> _CHALLENGE_
Check each line of the material below for "尚需要更多的研究证据", then copy the ones that contain it.

┏━━

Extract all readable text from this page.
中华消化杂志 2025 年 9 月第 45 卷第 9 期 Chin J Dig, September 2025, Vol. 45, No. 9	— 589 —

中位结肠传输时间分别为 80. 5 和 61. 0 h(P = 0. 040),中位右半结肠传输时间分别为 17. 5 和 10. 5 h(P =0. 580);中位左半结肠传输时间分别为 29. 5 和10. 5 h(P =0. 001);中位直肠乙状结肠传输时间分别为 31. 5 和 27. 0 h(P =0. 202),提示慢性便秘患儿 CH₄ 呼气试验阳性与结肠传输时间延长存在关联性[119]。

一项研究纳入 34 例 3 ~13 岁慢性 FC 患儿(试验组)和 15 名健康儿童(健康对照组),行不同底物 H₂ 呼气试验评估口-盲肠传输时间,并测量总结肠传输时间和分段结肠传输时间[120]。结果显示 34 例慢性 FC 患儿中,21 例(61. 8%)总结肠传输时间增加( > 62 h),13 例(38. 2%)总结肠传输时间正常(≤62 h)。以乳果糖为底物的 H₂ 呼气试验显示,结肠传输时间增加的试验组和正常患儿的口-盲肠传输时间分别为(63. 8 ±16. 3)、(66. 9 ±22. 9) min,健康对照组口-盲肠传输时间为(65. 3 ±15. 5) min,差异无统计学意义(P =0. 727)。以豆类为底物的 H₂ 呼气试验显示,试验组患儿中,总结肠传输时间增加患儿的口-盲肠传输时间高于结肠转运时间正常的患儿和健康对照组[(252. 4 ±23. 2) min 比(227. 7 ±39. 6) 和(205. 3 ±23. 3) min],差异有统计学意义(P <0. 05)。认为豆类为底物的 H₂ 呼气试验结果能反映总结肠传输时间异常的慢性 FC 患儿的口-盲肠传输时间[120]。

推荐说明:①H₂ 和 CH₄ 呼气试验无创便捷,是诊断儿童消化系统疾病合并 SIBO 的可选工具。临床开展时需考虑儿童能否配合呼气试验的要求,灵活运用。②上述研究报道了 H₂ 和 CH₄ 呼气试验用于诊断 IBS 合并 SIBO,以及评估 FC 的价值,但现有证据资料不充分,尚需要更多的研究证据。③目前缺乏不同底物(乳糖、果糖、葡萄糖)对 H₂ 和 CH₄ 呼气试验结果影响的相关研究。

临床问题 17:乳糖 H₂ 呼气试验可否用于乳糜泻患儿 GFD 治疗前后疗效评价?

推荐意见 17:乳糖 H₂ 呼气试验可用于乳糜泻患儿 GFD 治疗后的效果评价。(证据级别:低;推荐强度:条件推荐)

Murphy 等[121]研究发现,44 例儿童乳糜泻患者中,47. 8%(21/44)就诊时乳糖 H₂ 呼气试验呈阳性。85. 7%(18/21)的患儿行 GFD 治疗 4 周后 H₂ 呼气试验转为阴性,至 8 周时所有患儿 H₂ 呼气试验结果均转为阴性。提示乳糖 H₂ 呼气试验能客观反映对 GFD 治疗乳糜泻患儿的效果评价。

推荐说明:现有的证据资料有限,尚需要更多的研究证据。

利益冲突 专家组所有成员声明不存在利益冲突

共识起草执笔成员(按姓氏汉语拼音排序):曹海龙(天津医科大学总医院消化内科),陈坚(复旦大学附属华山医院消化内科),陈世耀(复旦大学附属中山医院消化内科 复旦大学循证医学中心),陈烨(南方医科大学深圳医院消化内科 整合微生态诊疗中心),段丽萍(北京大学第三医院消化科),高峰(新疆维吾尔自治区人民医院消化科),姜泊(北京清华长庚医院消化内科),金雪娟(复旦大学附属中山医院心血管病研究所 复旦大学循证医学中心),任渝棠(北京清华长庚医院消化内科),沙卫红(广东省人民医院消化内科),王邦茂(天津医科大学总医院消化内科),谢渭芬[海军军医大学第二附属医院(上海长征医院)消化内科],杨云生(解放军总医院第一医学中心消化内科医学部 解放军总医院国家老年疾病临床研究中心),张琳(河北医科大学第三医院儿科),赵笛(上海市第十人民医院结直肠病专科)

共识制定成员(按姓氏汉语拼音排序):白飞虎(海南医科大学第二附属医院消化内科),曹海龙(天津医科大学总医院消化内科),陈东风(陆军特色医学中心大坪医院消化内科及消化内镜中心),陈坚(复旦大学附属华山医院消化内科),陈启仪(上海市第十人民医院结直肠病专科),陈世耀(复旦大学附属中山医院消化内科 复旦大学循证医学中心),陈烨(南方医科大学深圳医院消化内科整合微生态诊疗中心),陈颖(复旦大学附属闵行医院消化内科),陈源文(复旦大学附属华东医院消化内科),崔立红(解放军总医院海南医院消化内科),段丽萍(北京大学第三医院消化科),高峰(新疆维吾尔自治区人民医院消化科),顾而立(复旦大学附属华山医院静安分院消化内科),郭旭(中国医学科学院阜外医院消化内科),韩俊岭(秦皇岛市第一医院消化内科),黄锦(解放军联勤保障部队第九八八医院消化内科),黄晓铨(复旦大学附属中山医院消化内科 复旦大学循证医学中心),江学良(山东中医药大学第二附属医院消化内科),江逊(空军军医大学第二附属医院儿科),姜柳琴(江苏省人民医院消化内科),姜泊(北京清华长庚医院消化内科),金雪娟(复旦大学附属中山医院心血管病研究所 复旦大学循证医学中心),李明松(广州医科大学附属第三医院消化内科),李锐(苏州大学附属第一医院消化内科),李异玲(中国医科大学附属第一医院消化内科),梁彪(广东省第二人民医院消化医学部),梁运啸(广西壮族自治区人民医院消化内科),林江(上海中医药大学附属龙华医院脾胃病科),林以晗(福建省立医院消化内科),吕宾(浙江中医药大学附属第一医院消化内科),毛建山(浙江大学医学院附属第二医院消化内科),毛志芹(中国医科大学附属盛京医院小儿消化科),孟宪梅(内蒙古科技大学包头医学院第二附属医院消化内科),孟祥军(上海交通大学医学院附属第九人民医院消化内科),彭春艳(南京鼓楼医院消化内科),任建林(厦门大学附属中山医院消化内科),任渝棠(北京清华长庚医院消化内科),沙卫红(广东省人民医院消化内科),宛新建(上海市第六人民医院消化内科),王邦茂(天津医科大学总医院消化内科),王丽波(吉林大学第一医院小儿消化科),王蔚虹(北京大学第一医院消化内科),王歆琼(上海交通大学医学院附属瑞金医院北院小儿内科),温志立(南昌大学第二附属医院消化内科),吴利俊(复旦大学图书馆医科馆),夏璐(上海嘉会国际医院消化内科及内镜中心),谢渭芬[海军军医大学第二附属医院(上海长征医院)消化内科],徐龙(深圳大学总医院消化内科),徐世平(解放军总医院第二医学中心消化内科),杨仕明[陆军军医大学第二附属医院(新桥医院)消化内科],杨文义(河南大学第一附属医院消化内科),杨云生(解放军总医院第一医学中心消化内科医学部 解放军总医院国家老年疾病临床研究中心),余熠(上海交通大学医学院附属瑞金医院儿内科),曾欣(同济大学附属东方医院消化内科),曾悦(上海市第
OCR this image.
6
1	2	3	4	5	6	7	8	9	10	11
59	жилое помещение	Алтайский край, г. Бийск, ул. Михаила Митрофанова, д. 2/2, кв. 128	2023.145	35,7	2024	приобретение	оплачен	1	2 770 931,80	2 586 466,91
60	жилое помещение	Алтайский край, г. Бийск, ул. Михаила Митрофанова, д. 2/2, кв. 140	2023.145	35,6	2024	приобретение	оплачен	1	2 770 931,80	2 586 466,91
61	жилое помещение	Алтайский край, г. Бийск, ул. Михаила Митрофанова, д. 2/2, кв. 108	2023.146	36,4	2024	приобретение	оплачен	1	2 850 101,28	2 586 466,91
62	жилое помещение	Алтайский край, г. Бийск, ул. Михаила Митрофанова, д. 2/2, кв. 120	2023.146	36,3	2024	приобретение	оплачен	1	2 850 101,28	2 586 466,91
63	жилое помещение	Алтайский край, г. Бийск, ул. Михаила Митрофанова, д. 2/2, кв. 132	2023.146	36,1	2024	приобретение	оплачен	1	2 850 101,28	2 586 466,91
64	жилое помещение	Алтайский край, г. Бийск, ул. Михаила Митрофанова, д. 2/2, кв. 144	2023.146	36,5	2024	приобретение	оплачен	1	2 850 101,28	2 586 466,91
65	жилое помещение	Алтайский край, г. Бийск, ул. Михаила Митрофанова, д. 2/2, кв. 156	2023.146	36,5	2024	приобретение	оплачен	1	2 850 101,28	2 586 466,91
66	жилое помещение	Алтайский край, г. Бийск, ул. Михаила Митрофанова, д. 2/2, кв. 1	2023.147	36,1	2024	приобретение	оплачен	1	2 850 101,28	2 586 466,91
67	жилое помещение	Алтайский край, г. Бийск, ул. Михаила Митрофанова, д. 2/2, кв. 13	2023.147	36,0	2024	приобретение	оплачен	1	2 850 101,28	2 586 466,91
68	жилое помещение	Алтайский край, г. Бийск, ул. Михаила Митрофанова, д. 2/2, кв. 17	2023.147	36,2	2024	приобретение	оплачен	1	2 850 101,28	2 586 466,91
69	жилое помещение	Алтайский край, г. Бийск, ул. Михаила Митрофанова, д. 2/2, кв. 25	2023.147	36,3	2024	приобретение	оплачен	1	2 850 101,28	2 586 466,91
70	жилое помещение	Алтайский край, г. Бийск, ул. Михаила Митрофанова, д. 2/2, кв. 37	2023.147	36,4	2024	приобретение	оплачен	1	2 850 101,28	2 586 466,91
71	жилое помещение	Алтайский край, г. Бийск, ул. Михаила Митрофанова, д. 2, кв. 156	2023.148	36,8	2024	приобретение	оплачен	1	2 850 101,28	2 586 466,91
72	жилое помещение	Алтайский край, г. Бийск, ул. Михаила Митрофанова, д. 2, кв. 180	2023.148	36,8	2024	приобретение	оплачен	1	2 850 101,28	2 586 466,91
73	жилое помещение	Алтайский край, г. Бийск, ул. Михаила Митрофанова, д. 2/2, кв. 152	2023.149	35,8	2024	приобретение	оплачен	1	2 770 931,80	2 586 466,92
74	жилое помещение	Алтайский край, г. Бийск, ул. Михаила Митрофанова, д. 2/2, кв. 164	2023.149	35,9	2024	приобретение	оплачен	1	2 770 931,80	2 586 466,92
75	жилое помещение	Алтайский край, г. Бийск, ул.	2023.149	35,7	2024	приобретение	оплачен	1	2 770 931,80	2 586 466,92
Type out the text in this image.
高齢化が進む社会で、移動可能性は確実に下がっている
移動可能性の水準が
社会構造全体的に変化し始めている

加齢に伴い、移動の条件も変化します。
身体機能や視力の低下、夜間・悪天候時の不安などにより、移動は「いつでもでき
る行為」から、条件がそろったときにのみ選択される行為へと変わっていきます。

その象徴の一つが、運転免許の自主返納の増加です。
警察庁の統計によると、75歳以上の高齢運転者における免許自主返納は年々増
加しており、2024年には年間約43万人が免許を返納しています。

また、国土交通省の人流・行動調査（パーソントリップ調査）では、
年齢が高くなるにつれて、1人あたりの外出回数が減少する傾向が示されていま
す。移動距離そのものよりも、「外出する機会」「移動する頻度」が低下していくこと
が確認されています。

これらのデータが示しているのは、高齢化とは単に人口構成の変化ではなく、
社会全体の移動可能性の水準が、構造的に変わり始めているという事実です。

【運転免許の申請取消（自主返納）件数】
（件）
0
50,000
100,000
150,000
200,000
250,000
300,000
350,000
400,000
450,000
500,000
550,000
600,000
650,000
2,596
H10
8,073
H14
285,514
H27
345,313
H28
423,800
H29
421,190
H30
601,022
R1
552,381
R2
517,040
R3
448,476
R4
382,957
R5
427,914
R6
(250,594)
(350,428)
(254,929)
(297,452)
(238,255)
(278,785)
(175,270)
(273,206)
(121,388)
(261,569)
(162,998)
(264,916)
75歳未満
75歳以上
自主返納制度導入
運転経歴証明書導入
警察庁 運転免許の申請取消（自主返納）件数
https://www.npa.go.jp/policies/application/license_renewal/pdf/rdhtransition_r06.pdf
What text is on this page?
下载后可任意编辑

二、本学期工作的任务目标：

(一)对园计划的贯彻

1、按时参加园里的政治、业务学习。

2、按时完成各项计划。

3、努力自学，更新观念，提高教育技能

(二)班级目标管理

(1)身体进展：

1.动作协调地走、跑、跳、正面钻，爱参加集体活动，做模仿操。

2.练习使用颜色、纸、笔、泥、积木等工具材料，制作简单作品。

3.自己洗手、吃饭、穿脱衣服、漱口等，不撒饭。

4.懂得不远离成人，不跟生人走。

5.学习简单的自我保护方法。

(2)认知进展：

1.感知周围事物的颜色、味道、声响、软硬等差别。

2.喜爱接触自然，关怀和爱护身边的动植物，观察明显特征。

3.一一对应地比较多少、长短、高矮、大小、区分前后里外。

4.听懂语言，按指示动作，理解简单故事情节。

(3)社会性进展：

┗━━

> _OUTPUT OF THE TASK_
推荐说明:①H₂ 和 CH₄ 呼气试验无创便捷,是诊断儿童消化系统疾病合并 SIBO 的可选工具。临床开展时需考虑儿童能否配合呼气试验的要求,灵活运用。②上述研究报道了 H₂ 和 CH₄ 呼气试验用于诊断 IBS 合并 SIBO,以及评估 FC 的价值,但现有证据资料不充分,尚需要更多的研究证据。③目前缺乏不同底物(乳糖、果糖、葡萄糖)对 H₂ 和 CH₄ 呼气试验结果影响的相关研究。
推荐说明:现有的证据资料有限,尚需要更多的研究证据。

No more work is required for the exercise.